Entries:
____________

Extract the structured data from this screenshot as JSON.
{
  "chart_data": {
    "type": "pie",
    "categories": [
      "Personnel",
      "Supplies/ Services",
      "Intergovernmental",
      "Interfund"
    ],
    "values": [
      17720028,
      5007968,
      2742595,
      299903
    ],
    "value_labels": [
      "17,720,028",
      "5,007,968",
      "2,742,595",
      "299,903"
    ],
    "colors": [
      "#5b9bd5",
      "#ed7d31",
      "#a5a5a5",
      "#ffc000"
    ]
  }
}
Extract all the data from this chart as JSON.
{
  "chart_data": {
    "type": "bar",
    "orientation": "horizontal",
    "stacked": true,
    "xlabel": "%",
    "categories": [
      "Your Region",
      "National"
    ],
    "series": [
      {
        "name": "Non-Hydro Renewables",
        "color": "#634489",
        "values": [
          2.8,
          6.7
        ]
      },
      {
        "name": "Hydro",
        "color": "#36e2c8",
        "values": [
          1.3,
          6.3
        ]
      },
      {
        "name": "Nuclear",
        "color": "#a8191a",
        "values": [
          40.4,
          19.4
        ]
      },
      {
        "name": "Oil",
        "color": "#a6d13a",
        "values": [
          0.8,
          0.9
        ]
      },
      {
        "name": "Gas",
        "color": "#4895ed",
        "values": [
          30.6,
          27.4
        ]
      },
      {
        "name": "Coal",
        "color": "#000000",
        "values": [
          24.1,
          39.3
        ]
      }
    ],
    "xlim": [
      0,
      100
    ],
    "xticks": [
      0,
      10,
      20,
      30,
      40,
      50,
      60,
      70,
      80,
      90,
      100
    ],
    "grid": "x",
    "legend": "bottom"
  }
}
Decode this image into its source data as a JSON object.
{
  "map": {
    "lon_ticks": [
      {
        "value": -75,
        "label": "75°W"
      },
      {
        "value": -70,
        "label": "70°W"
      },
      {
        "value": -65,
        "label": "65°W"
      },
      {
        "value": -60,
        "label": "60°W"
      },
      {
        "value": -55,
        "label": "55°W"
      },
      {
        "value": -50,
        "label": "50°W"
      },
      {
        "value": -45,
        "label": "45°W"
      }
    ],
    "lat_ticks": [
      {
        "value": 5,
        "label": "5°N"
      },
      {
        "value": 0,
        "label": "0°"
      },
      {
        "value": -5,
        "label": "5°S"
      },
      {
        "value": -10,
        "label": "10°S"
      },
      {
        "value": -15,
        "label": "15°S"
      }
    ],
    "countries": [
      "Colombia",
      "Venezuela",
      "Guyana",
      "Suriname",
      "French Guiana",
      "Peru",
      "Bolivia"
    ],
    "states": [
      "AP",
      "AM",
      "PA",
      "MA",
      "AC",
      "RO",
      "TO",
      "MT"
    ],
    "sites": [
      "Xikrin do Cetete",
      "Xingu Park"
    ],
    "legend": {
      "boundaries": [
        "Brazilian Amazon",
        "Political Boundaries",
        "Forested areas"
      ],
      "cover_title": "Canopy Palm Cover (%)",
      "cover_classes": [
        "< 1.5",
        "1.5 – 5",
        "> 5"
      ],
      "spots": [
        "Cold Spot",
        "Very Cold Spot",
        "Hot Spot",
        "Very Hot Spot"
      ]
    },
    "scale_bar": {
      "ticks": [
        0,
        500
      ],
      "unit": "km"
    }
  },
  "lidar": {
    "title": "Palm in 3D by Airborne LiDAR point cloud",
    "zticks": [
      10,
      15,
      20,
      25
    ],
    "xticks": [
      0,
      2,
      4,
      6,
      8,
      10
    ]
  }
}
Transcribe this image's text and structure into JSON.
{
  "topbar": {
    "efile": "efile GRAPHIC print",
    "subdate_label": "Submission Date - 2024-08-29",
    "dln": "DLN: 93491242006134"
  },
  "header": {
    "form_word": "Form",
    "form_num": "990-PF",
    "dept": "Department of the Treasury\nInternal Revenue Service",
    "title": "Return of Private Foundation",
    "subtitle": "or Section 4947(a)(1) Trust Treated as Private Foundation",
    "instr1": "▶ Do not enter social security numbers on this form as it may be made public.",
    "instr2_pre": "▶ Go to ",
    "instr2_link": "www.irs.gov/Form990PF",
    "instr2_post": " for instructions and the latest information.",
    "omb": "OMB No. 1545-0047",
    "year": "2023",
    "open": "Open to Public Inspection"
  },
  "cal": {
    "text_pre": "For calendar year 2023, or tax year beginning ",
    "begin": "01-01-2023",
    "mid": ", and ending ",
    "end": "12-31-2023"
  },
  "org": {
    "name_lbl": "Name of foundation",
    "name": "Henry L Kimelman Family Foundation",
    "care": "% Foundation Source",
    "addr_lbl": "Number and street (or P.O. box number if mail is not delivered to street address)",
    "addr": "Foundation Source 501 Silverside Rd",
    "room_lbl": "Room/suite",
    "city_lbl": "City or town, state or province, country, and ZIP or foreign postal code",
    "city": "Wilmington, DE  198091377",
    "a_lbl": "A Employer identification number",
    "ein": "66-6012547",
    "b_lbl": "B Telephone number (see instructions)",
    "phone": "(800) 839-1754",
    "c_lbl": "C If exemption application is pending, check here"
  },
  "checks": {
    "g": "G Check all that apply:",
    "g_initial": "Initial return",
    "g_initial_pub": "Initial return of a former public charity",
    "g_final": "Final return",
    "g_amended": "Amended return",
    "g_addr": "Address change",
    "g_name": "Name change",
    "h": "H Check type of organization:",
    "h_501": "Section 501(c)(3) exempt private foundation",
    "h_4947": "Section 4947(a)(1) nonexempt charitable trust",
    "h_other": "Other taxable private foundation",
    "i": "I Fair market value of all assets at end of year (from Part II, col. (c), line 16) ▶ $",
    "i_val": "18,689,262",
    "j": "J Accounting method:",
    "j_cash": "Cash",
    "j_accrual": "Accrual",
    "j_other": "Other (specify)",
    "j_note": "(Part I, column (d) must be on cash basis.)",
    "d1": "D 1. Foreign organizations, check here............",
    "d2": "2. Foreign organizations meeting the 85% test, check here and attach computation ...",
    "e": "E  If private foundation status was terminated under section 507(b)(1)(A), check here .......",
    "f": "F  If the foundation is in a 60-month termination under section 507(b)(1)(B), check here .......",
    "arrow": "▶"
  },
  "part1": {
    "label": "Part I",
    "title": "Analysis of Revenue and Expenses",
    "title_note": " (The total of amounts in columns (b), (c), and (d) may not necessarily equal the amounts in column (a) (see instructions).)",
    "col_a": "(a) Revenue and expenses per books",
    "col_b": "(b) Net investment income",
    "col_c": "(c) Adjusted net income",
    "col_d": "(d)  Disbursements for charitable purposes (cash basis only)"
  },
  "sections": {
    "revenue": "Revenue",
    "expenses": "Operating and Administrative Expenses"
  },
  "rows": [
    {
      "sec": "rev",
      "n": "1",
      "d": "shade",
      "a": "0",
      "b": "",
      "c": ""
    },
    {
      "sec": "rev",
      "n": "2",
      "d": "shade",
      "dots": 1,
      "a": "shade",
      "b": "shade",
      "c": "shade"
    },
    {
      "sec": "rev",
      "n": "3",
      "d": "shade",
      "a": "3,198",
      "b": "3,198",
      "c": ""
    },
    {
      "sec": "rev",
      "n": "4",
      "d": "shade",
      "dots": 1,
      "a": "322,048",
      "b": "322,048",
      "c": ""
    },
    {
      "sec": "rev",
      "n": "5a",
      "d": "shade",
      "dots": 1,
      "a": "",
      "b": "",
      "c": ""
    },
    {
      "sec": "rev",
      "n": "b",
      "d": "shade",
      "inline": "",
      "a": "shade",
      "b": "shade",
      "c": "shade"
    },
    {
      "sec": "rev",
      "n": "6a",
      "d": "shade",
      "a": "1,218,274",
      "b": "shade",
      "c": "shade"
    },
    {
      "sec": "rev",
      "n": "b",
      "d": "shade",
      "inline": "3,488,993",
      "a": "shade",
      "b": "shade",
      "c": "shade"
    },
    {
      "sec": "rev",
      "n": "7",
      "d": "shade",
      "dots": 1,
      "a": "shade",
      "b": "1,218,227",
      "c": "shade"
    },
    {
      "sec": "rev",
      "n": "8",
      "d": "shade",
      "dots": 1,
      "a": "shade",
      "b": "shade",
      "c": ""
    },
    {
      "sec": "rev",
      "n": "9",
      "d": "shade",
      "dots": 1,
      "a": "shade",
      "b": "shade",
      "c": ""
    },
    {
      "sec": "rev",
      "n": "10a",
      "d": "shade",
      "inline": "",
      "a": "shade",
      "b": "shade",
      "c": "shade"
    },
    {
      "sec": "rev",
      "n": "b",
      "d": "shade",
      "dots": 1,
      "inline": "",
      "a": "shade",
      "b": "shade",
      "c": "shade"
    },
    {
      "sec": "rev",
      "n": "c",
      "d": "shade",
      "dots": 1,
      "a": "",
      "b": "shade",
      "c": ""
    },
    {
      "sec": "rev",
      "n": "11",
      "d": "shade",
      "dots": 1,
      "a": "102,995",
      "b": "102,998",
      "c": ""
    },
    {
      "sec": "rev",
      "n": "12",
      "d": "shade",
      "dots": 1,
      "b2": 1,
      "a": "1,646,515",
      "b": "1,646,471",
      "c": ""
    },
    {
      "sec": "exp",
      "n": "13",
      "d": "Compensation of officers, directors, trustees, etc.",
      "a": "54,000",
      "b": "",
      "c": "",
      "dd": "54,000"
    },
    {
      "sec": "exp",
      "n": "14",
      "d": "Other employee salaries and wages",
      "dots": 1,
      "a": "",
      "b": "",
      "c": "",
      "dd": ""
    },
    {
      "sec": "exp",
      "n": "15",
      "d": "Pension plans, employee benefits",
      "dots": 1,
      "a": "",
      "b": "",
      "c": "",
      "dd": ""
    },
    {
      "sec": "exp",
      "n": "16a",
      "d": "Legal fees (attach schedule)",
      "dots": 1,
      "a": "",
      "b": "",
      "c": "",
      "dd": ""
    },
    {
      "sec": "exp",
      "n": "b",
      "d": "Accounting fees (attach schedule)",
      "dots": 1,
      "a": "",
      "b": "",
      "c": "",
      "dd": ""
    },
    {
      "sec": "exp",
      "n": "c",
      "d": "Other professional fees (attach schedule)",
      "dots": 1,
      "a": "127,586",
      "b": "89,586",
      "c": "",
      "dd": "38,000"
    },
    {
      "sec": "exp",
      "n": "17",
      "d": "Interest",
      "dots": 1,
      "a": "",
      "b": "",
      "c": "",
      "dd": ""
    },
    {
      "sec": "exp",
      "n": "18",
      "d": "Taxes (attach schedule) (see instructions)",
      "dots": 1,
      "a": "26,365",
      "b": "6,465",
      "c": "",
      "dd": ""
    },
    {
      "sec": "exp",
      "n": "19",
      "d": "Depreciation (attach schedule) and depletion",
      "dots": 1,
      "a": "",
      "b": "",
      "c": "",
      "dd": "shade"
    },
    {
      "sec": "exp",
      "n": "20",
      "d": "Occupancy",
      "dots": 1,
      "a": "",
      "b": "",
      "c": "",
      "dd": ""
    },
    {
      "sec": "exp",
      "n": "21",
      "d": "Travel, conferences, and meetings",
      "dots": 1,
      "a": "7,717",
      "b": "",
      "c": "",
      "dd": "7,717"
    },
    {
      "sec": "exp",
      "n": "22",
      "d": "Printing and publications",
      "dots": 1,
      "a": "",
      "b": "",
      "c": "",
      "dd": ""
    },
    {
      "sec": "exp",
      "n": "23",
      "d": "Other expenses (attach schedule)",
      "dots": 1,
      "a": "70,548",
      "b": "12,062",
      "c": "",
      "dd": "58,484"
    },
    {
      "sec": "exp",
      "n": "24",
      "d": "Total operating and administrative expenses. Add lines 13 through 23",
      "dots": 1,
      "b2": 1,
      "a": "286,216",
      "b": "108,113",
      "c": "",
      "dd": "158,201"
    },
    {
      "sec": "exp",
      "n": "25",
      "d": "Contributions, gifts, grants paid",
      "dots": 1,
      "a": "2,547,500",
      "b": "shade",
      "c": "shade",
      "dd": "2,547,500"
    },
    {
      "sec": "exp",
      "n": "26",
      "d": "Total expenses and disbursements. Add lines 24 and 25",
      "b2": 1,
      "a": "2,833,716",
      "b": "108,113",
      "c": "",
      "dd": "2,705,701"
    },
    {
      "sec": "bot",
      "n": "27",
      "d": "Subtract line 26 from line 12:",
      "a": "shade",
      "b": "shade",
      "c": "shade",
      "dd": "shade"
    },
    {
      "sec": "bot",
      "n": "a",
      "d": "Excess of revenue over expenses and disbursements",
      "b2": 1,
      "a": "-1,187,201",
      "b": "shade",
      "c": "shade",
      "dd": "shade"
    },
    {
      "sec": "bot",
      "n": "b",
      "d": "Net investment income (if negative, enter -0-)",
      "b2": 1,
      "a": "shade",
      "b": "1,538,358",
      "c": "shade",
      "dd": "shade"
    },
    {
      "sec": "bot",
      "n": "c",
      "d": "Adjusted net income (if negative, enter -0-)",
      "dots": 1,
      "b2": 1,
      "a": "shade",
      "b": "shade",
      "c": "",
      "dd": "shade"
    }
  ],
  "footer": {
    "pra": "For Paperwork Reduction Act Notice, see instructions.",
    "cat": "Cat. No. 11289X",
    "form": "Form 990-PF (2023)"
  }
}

____________

Short problem:
Among the entries above, how many lines include the word "negative"? Give the number with no comment.

Answer to this problem:
2